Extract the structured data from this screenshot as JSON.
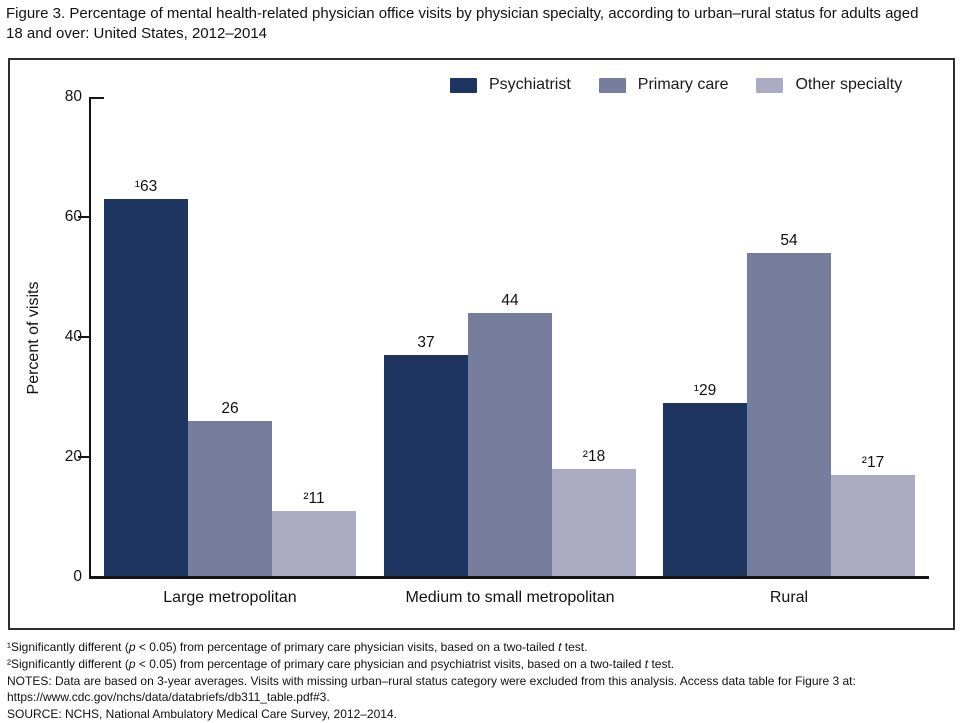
{
  "title": "Figure 3. Percentage of mental health-related physician office visits by physician specialty, according to urban–rural status for adults aged 18 and over: United States, 2012–2014",
  "chart_data": {
    "type": "bar",
    "title": "Percentage of mental health-related physician office visits by physician specialty, according to urban–rural status for adults aged 18 and over: United States, 2012–2014",
    "categories": [
      "Large metropolitan",
      "Medium to small metropolitan",
      "Rural"
    ],
    "series": [
      {
        "name": "Psychiatrist",
        "color": "#1e3461",
        "values": [
          63,
          37,
          29
        ],
        "footnote_marks": [
          "¹",
          "",
          "¹"
        ]
      },
      {
        "name": "Primary care",
        "color": "#767d9d",
        "values": [
          26,
          44,
          54
        ],
        "footnote_marks": [
          "",
          "",
          ""
        ]
      },
      {
        "name": "Other specialty",
        "color": "#abacc3",
        "values": [
          11,
          18,
          17
        ],
        "footnote_marks": [
          "²",
          "²",
          "²"
        ]
      }
    ],
    "xlabel": "",
    "ylabel": "Percent of visits",
    "ylim": [
      0,
      80
    ],
    "yticks": [
      0,
      20,
      40,
      60,
      80
    ],
    "grid": false,
    "legend_position": "top",
    "bar_labels": true
  },
  "footnotes": {
    "lines": [
      "¹Significantly different (p < 0.05) from percentage of primary care physician visits, based on a two-tailed t test.",
      "²Significantly different (p < 0.05) from percentage of primary care physician and psychiatrist visits, based on a two-tailed t test.",
      "NOTES: Data are based on 3-year averages. Visits with missing urban–rural status category were excluded from this analysis. Access data table for Figure 3 at:",
      "https://www.cdc.gov/nchs/data/databriefs/db311_table.pdf#3.",
      "SOURCE: NCHS, National Ambulatory Medical Care Survey, 2012–2014."
    ]
  }
}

----------

Quote the material in full and exactly; do not carry over its pictures.

Exercise response:
Extract the structured data from this screenshot as JSON.
{
  "title": "Figure 3. Percentage of mental health-related physician office visits by physician specialty, according to urban–rural status for adults aged 18 and over: United States, 2012–2014",
  "chart_data": {
    "type": "bar",
    "title": "Percentage of mental health-related physician office visits by physician specialty, according to urban–rural status for adults aged 18 and over: United States, 2012–2014",
    "categories": [
      "Large metropolitan",
      "Medium to small metropolitan",
      "Rural"
    ],
    "series": [
      {
        "name": "Psychiatrist",
        "color": "#1e3461",
        "values": [
          63,
          37,
          29
        ],
        "footnote_marks": [
          "¹",
          "",
          "¹"
        ]
      },
      {
        "name": "Primary care",
        "color": "#767d9d",
        "values": [
          26,
          44,
          54
        ],
        "footnote_marks": [
          "",
          "",
          ""
        ]
      },
      {
        "name": "Other specialty",
        "color": "#abacc3",
        "values": [
          11,
          18,
          17
        ],
        "footnote_marks": [
          "²",
          "²",
          "²"
        ]
      }
    ],
    "xlabel": "",
    "ylabel": "Percent of visits",
    "ylim": [
      0,
      80
    ],
    "yticks": [
      0,
      20,
      40,
      60,
      80
    ],
    "grid": false,
    "legend_position": "top",
    "bar_labels": true
  },
  "footnotes": {
    "lines": [
      "¹Significantly different (p < 0.05) from percentage of primary care physician visits, based on a two-tailed t test.",
      "²Significantly different (p < 0.05) from percentage of primary care physician and psychiatrist visits, based on a two-tailed t test.",
      "NOTES: Data are based on 3-year averages. Visits with missing urban–rural status category were excluded from this analysis. Access data table for Figure 3 at:",
      "https://www.cdc.gov/nchs/data/databriefs/db311_table.pdf#3.",
      "SOURCE: NCHS, National Ambulatory Medical Care Survey, 2012–2014."
    ]
  }
}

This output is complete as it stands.